BEGIN

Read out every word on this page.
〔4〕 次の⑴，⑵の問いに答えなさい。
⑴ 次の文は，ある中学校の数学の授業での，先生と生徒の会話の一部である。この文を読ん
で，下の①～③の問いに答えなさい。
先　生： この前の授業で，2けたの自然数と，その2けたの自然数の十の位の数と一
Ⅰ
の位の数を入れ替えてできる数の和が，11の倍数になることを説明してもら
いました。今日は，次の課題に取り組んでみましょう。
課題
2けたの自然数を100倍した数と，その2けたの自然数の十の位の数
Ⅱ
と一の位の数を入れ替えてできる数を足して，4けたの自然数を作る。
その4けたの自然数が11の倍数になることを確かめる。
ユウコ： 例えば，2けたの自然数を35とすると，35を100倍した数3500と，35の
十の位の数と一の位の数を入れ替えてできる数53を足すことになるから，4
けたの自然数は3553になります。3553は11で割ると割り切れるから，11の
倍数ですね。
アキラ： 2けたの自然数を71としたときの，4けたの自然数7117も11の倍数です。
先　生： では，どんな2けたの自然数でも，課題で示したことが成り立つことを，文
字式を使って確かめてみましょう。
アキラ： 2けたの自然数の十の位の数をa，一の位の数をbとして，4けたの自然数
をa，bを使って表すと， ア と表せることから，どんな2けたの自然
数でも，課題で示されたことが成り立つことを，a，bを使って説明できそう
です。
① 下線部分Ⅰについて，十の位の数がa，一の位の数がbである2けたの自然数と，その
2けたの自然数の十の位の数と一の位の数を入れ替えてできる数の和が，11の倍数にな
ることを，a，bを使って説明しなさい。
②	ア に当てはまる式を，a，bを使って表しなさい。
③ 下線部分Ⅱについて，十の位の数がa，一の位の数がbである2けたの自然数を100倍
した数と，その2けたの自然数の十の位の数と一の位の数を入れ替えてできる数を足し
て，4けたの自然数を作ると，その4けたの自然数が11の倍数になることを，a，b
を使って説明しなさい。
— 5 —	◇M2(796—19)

END
BEGIN

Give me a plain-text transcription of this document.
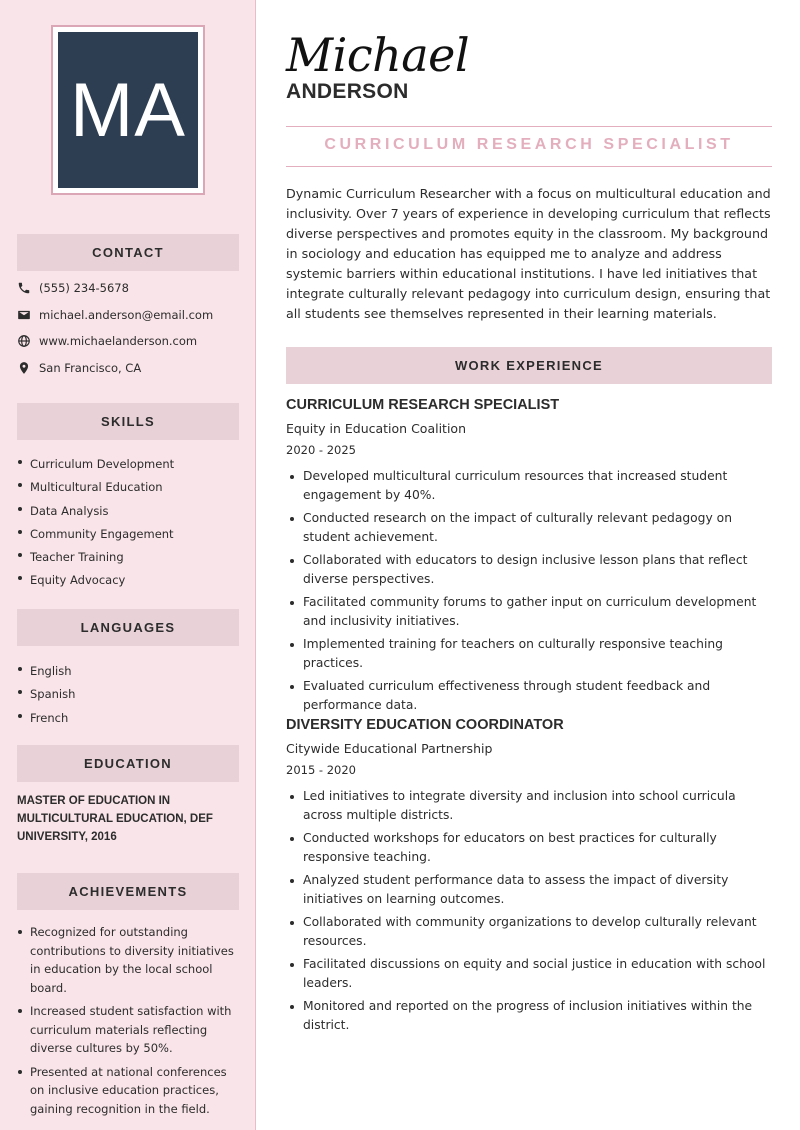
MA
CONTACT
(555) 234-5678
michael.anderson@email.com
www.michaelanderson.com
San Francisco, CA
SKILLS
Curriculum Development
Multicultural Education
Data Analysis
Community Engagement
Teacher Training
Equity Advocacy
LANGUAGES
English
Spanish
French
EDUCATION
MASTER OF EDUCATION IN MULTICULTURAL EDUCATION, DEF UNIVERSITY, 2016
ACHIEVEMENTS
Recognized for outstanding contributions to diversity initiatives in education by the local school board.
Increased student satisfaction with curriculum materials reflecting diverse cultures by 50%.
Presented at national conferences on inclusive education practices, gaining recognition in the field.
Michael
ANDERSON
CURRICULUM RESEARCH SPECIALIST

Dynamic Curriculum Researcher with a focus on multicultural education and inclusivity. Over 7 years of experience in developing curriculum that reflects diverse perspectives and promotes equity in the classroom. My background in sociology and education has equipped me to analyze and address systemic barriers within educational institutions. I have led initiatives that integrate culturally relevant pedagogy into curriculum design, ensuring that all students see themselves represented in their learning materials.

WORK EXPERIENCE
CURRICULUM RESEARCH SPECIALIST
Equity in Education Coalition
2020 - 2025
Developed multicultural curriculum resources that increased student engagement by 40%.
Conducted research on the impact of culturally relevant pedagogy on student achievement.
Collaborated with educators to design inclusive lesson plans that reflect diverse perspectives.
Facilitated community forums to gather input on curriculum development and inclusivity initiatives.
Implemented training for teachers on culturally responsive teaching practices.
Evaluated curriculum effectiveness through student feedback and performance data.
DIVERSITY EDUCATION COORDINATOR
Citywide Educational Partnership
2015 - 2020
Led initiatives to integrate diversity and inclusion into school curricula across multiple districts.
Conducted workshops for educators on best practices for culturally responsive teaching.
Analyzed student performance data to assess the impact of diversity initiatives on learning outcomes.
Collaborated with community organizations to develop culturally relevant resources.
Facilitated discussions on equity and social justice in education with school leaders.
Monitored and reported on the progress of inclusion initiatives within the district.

END
BEGIN

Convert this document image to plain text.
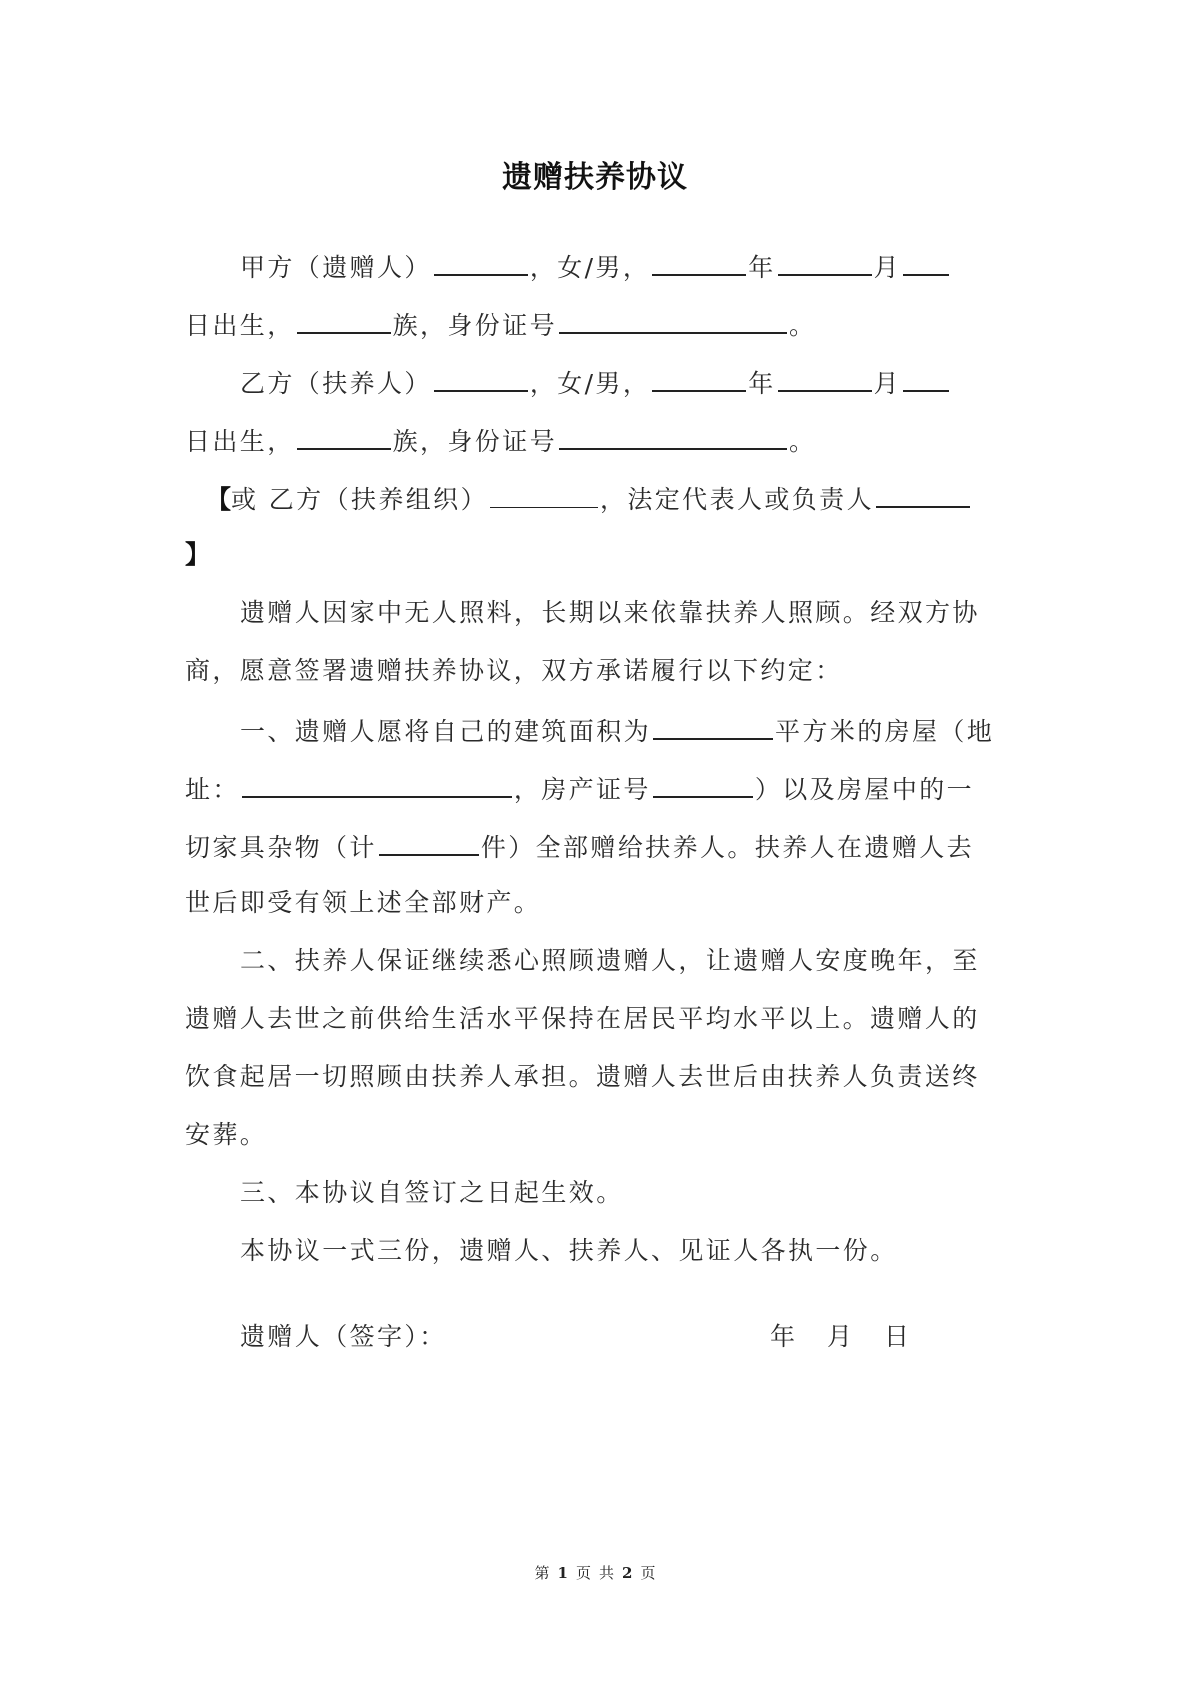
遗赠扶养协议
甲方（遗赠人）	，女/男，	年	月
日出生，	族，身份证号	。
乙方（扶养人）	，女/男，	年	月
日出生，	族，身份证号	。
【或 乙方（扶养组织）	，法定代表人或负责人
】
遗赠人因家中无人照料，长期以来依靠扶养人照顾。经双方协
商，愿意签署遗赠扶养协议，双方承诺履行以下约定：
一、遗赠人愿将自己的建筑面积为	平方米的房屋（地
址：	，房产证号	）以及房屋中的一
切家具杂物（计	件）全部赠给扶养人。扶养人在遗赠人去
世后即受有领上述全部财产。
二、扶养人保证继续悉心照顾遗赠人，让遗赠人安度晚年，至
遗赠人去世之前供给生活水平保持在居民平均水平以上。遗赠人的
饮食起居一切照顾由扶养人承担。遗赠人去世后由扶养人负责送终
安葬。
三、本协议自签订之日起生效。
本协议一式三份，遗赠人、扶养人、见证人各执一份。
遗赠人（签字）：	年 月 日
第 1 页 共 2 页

END

SHORT TASK: From the listing above, return each line with the word "Conducted".

WORKED SOLUTION:
Conducted research on the impact of culturally relevant pedagogy on student achievement.
Conducted workshops for educators on best practices for culturally responsive teaching.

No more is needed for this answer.